● **Task statement**
In the records below, find each line containing the word "shortest" and copy it.

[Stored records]
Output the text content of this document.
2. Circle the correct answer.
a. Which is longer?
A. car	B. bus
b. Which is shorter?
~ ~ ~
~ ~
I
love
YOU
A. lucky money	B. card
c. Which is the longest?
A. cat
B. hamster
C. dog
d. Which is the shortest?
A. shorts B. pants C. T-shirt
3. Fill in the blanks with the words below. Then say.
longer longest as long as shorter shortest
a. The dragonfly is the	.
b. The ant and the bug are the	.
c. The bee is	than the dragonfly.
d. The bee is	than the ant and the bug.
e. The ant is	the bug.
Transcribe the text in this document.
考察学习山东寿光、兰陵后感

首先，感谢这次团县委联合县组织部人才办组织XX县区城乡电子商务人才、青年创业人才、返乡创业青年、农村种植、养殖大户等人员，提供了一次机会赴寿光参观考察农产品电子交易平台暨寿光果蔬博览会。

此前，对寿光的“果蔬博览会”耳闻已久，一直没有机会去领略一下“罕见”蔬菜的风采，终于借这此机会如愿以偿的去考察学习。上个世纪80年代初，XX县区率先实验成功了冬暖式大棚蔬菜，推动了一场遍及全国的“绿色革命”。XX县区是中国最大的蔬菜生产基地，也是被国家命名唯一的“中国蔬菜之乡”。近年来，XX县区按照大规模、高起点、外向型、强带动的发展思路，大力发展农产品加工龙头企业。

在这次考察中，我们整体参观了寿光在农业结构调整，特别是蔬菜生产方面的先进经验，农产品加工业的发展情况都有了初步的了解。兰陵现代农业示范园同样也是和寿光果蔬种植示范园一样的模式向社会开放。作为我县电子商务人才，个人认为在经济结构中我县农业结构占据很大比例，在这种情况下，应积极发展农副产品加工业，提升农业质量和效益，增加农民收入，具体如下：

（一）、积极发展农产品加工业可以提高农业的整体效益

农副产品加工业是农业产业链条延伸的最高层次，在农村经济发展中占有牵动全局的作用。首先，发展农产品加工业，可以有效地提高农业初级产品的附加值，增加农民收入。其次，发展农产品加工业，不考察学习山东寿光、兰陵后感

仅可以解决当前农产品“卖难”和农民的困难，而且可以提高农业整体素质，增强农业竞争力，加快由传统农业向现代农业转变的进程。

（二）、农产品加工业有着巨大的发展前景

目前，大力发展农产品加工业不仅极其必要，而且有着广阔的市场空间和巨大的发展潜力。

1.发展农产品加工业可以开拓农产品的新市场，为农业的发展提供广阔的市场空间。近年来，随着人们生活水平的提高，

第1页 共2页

--

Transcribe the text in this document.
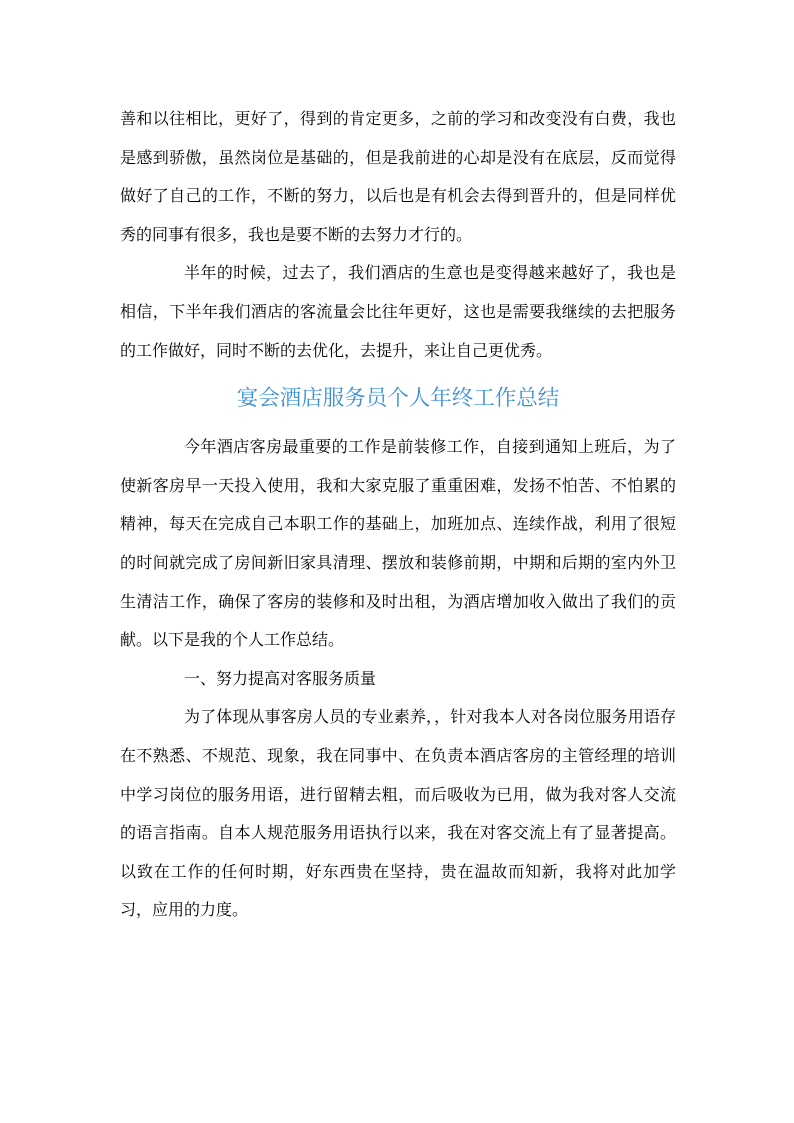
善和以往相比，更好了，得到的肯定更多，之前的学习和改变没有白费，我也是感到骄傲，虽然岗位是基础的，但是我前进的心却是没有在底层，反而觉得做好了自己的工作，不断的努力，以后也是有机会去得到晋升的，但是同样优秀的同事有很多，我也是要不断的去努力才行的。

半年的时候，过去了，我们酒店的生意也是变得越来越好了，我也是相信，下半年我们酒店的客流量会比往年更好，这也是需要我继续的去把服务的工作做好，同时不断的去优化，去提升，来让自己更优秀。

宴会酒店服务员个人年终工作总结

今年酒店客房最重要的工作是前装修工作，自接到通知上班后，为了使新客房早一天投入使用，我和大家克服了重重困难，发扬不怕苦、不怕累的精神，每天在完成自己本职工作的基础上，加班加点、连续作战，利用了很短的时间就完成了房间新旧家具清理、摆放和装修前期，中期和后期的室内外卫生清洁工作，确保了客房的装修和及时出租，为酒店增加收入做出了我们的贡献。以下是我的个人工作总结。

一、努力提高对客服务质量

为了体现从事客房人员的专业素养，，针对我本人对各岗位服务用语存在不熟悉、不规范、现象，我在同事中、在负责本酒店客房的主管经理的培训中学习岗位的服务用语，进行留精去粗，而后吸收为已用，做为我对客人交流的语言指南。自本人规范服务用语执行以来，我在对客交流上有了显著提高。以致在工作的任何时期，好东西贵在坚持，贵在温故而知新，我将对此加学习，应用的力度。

● **Result of the task**
d. Which is the shortest?
longer longest as long as shorter shortest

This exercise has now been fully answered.